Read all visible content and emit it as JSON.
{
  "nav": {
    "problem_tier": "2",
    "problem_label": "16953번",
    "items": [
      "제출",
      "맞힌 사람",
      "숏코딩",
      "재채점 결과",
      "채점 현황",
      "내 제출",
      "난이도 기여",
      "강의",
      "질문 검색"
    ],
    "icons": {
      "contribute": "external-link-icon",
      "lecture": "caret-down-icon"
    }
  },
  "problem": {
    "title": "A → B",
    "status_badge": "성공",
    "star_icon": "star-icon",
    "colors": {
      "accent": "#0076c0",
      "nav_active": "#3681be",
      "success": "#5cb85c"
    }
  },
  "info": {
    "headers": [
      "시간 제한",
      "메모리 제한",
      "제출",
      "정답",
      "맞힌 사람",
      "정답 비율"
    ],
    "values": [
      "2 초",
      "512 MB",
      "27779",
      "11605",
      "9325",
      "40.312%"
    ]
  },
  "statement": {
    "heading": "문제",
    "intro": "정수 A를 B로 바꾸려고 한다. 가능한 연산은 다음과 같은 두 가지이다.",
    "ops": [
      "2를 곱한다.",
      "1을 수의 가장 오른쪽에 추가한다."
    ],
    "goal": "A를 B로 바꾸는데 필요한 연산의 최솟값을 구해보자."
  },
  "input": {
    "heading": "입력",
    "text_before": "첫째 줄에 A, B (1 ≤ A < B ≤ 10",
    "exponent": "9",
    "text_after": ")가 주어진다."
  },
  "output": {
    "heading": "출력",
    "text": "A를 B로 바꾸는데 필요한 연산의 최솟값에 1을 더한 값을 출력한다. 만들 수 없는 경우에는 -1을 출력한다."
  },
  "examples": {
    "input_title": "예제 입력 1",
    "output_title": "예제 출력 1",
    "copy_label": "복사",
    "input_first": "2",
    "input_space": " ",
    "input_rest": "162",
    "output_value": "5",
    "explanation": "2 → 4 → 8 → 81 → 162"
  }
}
***
- _OBJECTIVE_
Each record above should be returned exactly as it appears.

- _SOLVED PROBLEM_
Read all visible content and emit it as JSON.
{
  "nav": {
    "problem_tier": "2",
    "problem_label": "16953번",
    "items": [
      "제출",
      "맞힌 사람",
      "숏코딩",
      "재채점 결과",
      "채점 현황",
      "내 제출",
      "난이도 기여",
      "강의",
      "질문 검색"
    ],
    "icons": {
      "contribute": "external-link-icon",
      "lecture": "caret-down-icon"
    }
  },
  "problem": {
    "title": "A → B",
    "status_badge": "성공",
    "star_icon": "star-icon",
    "colors": {
      "accent": "#0076c0",
      "nav_active": "#3681be",
      "success": "#5cb85c"
    }
  },
  "info": {
    "headers": [
      "시간 제한",
      "메모리 제한",
      "제출",
      "정답",
      "맞힌 사람",
      "정답 비율"
    ],
    "values": [
      "2 초",
      "512 MB",
      "27779",
      "11605",
      "9325",
      "40.312%"
    ]
  },
  "statement": {
    "heading": "문제",
    "intro": "정수 A를 B로 바꾸려고 한다. 가능한 연산은 다음과 같은 두 가지이다.",
    "ops": [
      "2를 곱한다.",
      "1을 수의 가장 오른쪽에 추가한다."
    ],
    "goal": "A를 B로 바꾸는데 필요한 연산의 최솟값을 구해보자."
  },
  "input": {
    "heading": "입력",
    "text_before": "첫째 줄에 A, B (1 ≤ A < B ≤ 10",
    "exponent": "9",
    "text_after": ")가 주어진다."
  },
  "output": {
    "heading": "출력",
    "text": "A를 B로 바꾸는데 필요한 연산의 최솟값에 1을 더한 값을 출력한다. 만들 수 없는 경우에는 -1을 출력한다."
  },
  "examples": {
    "input_title": "예제 입력 1",
    "output_title": "예제 출력 1",
    "copy_label": "복사",
    "input_first": "2",
    "input_space": " ",
    "input_rest": "162",
    "output_value": "5",
    "explanation": "2 → 4 → 8 → 81 → 162"
  }
}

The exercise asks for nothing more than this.